- PROBLEM 1 -
In the mailing-list exchange, how many items would the enumeration need if a symmetry axiom were specified?
- PROBLEM 2 -
Repeat the part of the mailing-list exchange between "From: Leon Hansen" and "possibility as well.", inclusive.

- PASSAGE FOR REVIEW -
9 possibilities, or something with an "if" that says "if we're in this one

special case, then true; otherwise false."

NB: You could additionally specify a symmetry axiom ---

connectedRooms a b => connectedRooms b a [I'm forgetting the correct

syntax here]

and then safely have an enumeration of only 6 items instead of all 9.

-John

From: Leon Hansen <lhansen@uni-bremen.de>

I do have the reflexivity and transitivity in there already:

axiomatization where

refl: "connectedRooms x x" and

trans: "connectedRooms x y ∧ connectedRooms y z ⟶ connectedRooms x z"

I just shortend the example by a lot. For that reason it is not possible

to list every possibility as well.

I would need to add something like the "connectedRooms _ _ = False" that

would work if it were a function and not an axiomatisation.

-Leon

From: Jasmin Blanchette via Cl-isabelle-users <cl-isabelle-users@lists.cam.ac.uk>

Dear Leon,

My first approach looked like this:

datatype room = LivingRoom | Kitchen | SleepingRoom

consts connectedRooms:: "room ⇒ room ⇒ bool"

- ENTRIES SUPPLIED -

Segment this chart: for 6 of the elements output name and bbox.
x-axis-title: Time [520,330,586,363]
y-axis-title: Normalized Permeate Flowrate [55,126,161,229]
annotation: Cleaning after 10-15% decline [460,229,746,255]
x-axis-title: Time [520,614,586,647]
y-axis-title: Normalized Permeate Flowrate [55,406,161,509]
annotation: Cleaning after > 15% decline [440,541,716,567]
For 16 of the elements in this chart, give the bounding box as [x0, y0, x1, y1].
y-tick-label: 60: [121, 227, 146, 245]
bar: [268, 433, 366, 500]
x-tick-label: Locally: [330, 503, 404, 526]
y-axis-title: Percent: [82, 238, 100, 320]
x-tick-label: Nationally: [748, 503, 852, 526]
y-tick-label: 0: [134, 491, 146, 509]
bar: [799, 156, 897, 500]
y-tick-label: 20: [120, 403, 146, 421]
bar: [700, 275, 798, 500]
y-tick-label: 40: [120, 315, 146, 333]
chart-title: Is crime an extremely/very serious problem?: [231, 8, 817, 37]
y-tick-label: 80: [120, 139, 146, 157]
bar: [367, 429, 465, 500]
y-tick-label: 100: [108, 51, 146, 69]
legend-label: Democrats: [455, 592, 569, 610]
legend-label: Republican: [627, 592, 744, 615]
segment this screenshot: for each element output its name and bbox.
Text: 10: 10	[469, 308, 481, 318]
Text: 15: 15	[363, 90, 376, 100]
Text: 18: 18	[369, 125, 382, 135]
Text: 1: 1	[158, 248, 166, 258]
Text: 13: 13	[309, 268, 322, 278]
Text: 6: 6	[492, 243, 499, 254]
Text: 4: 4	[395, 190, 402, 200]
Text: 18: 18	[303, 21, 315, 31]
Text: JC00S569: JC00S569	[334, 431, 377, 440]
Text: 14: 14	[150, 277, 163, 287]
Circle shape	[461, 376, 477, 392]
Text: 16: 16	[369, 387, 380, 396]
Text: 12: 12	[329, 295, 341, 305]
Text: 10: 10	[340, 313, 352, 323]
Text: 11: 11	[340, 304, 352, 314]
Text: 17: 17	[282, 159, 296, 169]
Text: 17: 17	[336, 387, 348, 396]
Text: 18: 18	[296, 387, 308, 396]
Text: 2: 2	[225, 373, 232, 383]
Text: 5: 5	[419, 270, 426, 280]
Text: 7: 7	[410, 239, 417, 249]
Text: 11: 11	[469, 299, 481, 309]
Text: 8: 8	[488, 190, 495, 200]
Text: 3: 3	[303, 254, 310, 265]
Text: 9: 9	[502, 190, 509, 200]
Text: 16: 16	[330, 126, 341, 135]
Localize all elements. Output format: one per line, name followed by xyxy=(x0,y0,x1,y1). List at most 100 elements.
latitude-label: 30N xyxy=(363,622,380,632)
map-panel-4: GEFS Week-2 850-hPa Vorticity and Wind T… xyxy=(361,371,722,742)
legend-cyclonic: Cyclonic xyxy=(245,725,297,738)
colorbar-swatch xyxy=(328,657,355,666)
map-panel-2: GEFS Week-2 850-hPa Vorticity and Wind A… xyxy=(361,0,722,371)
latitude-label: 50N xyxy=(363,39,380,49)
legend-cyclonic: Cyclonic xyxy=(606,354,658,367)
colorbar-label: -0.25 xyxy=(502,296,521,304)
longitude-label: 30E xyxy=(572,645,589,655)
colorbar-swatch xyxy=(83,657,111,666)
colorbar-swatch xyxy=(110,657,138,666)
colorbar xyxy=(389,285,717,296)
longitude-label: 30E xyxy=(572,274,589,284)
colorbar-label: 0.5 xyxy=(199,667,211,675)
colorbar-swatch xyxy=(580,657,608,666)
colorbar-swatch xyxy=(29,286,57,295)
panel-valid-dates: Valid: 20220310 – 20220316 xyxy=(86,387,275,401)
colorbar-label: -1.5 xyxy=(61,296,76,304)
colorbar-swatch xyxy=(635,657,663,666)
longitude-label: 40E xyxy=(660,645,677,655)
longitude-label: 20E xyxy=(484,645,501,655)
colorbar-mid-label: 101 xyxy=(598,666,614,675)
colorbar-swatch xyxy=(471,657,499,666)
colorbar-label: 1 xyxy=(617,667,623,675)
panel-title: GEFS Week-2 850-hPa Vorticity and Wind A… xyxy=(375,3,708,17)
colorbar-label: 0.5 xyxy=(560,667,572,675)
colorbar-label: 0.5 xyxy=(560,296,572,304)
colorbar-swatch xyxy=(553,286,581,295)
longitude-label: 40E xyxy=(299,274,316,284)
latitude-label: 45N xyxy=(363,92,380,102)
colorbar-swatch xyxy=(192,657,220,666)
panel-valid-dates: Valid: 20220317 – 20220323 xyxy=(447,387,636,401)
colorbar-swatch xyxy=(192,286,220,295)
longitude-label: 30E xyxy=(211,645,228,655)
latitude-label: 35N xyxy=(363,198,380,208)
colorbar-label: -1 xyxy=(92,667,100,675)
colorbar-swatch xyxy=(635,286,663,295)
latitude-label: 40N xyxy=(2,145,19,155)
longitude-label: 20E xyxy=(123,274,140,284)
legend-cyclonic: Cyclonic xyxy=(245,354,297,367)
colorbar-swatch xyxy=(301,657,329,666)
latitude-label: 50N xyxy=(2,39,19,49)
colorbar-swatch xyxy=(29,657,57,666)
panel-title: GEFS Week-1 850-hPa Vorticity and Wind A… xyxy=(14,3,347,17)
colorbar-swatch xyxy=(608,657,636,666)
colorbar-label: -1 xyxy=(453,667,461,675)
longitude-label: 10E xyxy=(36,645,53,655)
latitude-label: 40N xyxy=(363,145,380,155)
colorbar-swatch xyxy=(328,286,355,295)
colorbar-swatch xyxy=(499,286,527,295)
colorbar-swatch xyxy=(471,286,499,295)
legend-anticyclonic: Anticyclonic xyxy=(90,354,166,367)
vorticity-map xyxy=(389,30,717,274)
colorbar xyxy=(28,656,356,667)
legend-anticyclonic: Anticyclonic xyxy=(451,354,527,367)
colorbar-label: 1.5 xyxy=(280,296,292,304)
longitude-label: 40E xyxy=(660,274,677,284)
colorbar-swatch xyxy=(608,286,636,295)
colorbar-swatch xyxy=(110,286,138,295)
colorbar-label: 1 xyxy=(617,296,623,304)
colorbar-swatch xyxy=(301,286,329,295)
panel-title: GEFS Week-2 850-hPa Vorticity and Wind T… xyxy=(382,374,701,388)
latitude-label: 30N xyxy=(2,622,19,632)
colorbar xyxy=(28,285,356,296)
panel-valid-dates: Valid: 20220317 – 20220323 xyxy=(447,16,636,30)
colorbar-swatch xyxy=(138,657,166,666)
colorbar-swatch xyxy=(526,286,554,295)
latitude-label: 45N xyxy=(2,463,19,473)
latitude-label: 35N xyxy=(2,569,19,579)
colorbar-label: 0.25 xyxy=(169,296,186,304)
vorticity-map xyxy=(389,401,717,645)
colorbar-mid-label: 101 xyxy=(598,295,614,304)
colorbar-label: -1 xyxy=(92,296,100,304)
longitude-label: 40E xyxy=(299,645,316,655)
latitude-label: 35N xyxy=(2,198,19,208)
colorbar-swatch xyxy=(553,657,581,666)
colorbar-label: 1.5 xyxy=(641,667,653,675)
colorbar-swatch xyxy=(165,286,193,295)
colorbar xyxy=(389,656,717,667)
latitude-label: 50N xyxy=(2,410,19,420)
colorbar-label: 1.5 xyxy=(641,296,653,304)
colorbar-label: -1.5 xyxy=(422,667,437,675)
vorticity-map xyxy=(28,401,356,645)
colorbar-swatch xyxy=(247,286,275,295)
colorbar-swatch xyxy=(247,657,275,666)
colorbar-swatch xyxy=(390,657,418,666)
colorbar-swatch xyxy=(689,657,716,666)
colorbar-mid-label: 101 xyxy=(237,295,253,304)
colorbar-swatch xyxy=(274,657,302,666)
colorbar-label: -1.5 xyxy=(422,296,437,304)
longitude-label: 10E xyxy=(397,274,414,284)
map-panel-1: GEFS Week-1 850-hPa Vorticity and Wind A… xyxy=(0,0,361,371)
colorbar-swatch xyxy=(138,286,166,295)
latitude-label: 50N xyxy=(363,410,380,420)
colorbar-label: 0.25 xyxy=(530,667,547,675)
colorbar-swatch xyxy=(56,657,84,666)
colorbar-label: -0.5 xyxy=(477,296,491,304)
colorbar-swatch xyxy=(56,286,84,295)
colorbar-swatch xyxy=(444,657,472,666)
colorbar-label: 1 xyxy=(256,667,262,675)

- SOLUTION 1 -
Only 6 items instead of all 9.

- SOLUTION 2 -
From: Leon Hansen <lhansen@uni-bremen.de>

I do have the reflexivity and transitivity in there already:

axiomatization where

refl: "connectedRooms x x" and

trans: "connectedRooms x y ∧ connectedRooms y z ⟶ connectedRooms x z"

I just shortend the example by a lot. For that reason it is not possible

to list every possibility as well.